AIM — Which lines of the records contain "JSON"? Collect every one of them.

GIVEN RECORDS —
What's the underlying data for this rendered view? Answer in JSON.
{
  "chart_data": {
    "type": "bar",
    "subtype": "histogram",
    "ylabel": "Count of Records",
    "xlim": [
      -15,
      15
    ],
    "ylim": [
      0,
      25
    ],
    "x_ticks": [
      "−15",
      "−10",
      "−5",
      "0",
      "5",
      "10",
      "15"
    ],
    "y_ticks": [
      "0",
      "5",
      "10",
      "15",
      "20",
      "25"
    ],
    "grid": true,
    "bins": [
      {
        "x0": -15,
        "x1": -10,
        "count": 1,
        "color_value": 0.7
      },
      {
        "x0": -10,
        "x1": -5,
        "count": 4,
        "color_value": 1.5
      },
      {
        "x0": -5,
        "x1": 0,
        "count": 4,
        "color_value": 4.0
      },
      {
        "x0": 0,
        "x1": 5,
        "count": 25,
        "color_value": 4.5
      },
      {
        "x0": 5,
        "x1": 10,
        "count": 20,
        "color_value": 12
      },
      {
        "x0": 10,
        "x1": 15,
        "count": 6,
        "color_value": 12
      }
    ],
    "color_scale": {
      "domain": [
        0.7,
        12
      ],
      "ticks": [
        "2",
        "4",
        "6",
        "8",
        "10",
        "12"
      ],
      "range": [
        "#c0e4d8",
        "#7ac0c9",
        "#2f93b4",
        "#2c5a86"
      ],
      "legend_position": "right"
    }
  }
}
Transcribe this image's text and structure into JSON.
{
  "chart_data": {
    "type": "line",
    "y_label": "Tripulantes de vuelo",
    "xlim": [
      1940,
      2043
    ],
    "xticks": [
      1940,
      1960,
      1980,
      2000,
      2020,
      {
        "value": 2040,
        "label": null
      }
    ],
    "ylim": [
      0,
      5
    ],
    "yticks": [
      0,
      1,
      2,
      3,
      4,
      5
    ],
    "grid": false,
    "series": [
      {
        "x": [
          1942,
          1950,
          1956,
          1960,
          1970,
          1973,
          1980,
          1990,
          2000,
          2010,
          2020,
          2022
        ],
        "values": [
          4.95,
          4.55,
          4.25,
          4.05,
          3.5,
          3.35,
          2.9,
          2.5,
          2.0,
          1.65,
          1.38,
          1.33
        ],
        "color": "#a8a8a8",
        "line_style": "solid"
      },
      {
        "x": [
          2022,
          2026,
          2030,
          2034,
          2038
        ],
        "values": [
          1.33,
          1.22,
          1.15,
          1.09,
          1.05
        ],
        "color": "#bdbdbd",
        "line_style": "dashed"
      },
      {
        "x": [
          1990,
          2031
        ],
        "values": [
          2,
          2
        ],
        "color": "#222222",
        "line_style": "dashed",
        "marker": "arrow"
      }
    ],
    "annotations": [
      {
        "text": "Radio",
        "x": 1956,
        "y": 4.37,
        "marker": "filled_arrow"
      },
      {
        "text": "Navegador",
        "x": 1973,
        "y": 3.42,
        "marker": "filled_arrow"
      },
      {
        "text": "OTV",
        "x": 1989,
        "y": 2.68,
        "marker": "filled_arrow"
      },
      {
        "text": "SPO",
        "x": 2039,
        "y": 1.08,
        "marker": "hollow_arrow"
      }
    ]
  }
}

SOLUTION TO THIS PROBLEM —
What's the underlying data for this rendered view? Answer in JSON.
Transcribe this image's text and structure into JSON.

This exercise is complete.